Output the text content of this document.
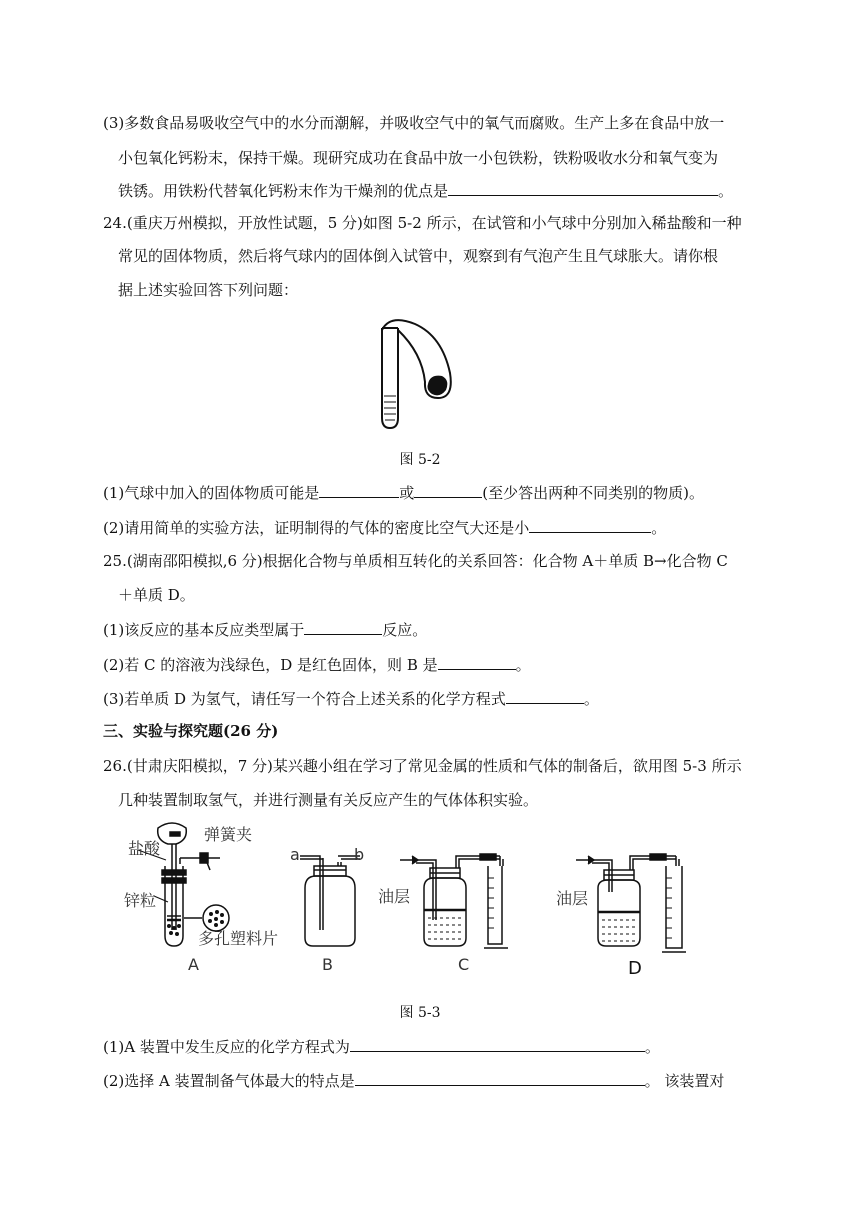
(3)多数食品易吸收空气中的水分而潮解，并吸收空气中的氧气而腐败。生产上多在食品中放一
小包氧化钙粉末，保持干燥。现研究成功在食品中放一小包铁粉，铁粉吸收水分和氧气变为
铁锈。用铁粉代替氧化钙粉末作为干燥剂的优点是	。
24.(重庆万州模拟，开放性试题，5 分)如图 5-2 所示，在试管和小气球中分别加入稀盐酸和一种
常见的固体物质，然后将气球内的固体倒入试管中，观察到有气泡产生且气球胀大。请你根
据上述实验回答下列问题：
图 5-2
(1)气球中加入的固体物质可能是	或	(至少答出两种不同类别的物质)。
(2)请用简单的实验方法，证明制得的气体的密度比空气大还是小	。
25.(湖南邵阳模拟,6 分)根据化合物与单质相互转化的关系回答：化合物 A＋单质 B→化合物 C
＋单质 D。
(1)该反应的基本反应类型属于	反应。
(2)若 C 的溶液为浅绿色，D 是红色固体，则 B 是	。
(3)若单质 D 为氢气，请任写一个符合上述关系的化学方程式	。
三、实验与探究题(26 分)
26.(甘肃庆阳模拟，7 分)某兴趣小组在学习了常见金属的性质和气体的制备后，欲用图 5-3 所示
几种装置制取氢气，并进行测量有关反应产生的气体体积实验。
弹簧夹
盐酸
锌粒
多孔塑料片
A
a	b
B
油层
C
油层
D
图 5-3
(1)A 装置中发生反应的化学方程式为	。
(2)选择 A 装置制备气体最大的特点是	。 该装置对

Goal: Give back the whole listing as it stands, minus its pictures.

Answer to this problem:
Output the text content of this document.
(3)多数食品易吸收空气中的水分而潮解，并吸收空气中的氧气而腐败。生产上多在食品中放一
小包氧化钙粉末，保持干燥。现研究成功在食品中放一小包铁粉，铁粉吸收水分和氧气变为
铁锈。用铁粉代替氧化钙粉末作为干燥剂的优点是	。
24.(重庆万州模拟，开放性试题，5 分)如图 5-2 所示，在试管和小气球中分别加入稀盐酸和一种
常见的固体物质，然后将气球内的固体倒入试管中，观察到有气泡产生且气球胀大。请你根
据上述实验回答下列问题：
图 5-2
(1)气球中加入的固体物质可能是	或	(至少答出两种不同类别的物质)。
(2)请用简单的实验方法，证明制得的气体的密度比空气大还是小	。
25.(湖南邵阳模拟,6 分)根据化合物与单质相互转化的关系回答：化合物 A＋单质 B→化合物 C
＋单质 D。
(1)该反应的基本反应类型属于	反应。
(2)若 C 的溶液为浅绿色，D 是红色固体，则 B 是	。
(3)若单质 D 为氢气，请任写一个符合上述关系的化学方程式	。
三、实验与探究题(26 分)
26.(甘肃庆阳模拟，7 分)某兴趣小组在学习了常见金属的性质和气体的制备后，欲用图 5-3 所示
几种装置制取氢气，并进行测量有关反应产生的气体体积实验。
弹簧夹
盐酸
锌粒
多孔塑料片
A
a	b
B
油层
C
油层
D
图 5-3
(1)A 装置中发生反应的化学方程式为	。
(2)选择 A 装置制备气体最大的特点是	。 该装置对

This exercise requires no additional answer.